*Work instructions:* Check each line for the string "style" and give only the count of lines that have it.

— Start Given data —

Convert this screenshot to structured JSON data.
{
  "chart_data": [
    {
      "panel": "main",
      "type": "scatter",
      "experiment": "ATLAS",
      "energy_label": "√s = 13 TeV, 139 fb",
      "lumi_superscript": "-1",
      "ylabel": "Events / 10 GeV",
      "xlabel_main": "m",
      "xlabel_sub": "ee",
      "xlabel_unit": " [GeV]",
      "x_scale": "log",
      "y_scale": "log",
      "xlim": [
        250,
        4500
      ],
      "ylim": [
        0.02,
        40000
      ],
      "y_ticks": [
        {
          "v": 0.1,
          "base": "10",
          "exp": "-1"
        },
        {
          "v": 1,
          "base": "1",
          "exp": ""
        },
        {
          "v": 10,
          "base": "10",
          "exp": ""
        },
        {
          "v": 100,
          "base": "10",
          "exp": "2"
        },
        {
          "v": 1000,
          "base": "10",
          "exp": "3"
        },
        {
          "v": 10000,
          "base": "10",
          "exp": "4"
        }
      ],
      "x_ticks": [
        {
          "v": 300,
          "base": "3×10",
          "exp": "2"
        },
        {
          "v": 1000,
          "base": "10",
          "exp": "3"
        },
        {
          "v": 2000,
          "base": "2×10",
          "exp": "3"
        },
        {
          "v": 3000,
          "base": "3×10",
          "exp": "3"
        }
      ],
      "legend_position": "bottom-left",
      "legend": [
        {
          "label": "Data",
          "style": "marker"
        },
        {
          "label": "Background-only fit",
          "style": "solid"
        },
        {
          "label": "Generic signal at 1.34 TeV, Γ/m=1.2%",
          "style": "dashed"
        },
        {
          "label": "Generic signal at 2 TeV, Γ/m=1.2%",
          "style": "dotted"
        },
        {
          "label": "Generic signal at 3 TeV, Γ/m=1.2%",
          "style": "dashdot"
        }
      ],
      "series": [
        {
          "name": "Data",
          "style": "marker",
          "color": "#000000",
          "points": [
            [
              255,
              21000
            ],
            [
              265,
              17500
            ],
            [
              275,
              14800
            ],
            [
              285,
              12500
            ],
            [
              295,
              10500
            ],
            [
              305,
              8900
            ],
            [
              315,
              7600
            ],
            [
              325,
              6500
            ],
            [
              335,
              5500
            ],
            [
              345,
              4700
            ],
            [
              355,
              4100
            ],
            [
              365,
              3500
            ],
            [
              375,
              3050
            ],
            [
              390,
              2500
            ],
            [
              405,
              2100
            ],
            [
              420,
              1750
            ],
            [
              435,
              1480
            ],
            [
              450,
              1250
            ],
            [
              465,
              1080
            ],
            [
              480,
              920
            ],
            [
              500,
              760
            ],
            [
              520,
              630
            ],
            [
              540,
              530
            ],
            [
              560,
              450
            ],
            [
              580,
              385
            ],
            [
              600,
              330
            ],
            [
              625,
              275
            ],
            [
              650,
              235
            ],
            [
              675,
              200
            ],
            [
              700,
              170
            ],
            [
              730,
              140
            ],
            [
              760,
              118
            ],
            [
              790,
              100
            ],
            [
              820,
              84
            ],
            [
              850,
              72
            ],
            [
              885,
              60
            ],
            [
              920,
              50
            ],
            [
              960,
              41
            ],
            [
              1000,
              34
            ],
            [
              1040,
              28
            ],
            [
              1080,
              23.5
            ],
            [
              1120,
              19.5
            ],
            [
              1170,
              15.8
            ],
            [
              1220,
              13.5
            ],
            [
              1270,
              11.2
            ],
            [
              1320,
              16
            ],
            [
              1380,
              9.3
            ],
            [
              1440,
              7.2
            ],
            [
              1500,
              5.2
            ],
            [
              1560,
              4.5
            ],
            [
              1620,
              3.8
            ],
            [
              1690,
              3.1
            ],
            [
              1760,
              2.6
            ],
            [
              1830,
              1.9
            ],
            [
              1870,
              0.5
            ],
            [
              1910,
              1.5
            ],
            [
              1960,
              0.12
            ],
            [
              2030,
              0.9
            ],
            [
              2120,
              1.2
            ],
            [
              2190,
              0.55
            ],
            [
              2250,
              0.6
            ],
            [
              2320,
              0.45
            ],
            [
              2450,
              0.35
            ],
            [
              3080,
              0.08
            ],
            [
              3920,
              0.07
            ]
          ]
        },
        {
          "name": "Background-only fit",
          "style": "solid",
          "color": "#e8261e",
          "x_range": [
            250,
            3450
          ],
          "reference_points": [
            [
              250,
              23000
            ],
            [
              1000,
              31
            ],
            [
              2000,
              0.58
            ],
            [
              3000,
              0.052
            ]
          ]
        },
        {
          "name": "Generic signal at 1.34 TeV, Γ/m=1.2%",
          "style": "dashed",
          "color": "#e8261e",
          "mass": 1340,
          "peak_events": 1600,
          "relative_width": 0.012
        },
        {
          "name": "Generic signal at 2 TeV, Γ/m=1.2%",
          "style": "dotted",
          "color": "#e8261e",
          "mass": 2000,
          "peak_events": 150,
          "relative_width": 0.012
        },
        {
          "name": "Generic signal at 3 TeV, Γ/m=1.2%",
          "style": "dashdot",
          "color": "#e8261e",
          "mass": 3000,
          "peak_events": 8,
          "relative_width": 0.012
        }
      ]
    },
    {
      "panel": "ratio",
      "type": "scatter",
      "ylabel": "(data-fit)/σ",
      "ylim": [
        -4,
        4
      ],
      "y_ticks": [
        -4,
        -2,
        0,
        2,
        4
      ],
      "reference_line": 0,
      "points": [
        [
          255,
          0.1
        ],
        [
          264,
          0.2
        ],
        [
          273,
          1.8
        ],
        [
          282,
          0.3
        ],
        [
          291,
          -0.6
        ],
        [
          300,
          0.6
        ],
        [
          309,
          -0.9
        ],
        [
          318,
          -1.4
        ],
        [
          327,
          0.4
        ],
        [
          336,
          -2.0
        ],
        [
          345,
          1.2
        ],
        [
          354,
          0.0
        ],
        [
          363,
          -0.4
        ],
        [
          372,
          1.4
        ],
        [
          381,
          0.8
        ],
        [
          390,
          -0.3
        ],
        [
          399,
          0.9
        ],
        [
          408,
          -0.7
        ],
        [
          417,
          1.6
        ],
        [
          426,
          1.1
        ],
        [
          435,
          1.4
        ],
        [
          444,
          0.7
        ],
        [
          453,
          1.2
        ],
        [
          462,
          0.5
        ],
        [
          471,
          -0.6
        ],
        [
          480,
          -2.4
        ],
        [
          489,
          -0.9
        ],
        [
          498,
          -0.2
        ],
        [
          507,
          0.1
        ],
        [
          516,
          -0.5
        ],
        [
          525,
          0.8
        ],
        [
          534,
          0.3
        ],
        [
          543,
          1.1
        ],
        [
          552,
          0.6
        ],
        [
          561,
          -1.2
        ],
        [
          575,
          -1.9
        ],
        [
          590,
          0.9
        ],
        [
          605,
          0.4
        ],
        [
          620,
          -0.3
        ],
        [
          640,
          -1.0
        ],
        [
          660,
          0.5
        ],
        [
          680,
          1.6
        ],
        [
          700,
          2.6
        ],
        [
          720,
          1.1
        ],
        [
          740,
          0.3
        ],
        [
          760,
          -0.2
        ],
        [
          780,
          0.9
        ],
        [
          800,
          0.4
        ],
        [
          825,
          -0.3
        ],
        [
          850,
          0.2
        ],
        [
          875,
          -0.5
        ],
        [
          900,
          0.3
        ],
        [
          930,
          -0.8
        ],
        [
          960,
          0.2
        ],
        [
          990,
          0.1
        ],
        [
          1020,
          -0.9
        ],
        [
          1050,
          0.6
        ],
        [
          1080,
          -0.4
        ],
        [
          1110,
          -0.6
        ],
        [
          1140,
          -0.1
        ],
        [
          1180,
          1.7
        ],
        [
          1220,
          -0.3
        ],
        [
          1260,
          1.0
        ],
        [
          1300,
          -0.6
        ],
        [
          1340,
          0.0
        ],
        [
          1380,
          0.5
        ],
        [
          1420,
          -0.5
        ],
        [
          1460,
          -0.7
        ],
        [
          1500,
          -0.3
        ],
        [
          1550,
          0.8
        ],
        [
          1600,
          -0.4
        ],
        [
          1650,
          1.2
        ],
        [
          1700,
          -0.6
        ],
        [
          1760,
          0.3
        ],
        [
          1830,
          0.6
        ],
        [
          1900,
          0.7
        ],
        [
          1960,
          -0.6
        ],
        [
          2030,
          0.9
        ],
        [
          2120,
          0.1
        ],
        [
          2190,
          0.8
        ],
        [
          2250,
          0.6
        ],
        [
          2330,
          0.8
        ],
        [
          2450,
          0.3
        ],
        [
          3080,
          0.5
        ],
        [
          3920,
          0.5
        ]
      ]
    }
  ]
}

— End Given data —

*Completed exercise:* 10